What needs to be done —
Only the pictures are omitted; repeat all other data exactly.

Extracted records:
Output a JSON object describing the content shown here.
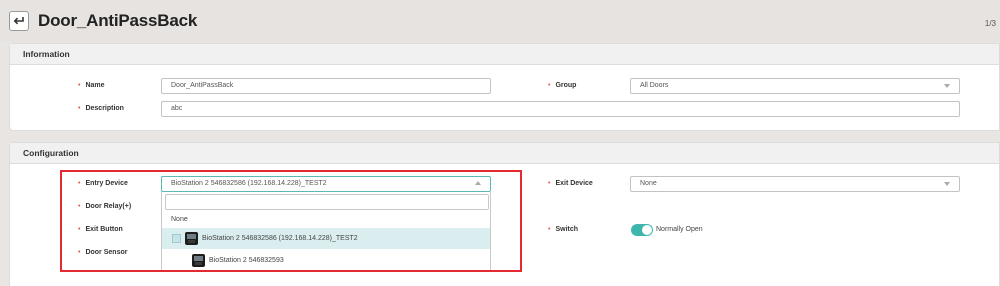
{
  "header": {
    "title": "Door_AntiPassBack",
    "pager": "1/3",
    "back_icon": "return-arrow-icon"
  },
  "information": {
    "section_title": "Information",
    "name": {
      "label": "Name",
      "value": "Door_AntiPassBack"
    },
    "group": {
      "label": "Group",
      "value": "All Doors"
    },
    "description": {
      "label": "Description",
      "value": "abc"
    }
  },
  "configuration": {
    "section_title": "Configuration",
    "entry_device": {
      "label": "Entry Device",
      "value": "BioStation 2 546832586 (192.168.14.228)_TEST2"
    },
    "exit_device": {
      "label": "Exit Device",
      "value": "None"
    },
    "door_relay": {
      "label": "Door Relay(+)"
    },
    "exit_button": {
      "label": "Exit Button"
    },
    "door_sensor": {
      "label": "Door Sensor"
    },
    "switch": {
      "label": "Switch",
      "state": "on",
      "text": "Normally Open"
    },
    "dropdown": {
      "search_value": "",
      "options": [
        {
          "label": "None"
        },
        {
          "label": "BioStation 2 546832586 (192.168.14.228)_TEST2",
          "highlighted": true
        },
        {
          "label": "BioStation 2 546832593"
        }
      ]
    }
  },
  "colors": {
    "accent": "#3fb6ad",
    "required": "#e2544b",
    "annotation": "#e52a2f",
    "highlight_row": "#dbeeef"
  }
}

Result for this exercise —
Output a JSON object describing the content shown here.
{
  "header": {
    "title": "Door_AntiPassBack",
    "pager": "1/3",
    "back_icon": "return-arrow-icon"
  },
  "information": {
    "section_title": "Information",
    "name": {
      "label": "Name",
      "value": "Door_AntiPassBack"
    },
    "group": {
      "label": "Group",
      "value": "All Doors"
    },
    "description": {
      "label": "Description",
      "value": "abc"
    }
  },
  "configuration": {
    "section_title": "Configuration",
    "entry_device": {
      "label": "Entry Device",
      "value": "BioStation 2 546832586 (192.168.14.228)_TEST2"
    },
    "exit_device": {
      "label": "Exit Device",
      "value": "None"
    },
    "door_relay": {
      "label": "Door Relay(+)"
    },
    "exit_button": {
      "label": "Exit Button"
    },
    "door_sensor": {
      "label": "Door Sensor"
    },
    "switch": {
      "label": "Switch",
      "state": "on",
      "text": "Normally Open"
    },
    "dropdown": {
      "search_value": "",
      "options": [
        {
          "label": "None"
        },
        {
          "label": "BioStation 2 546832586 (192.168.14.228)_TEST2",
          "highlighted": true
        },
        {
          "label": "BioStation 2 546832593"
        }
      ]
    }
  },
  "colors": {
    "accent": "#3fb6ad",
    "required": "#e2544b",
    "annotation": "#e52a2f",
    "highlight_row": "#dbeeef"
  }
}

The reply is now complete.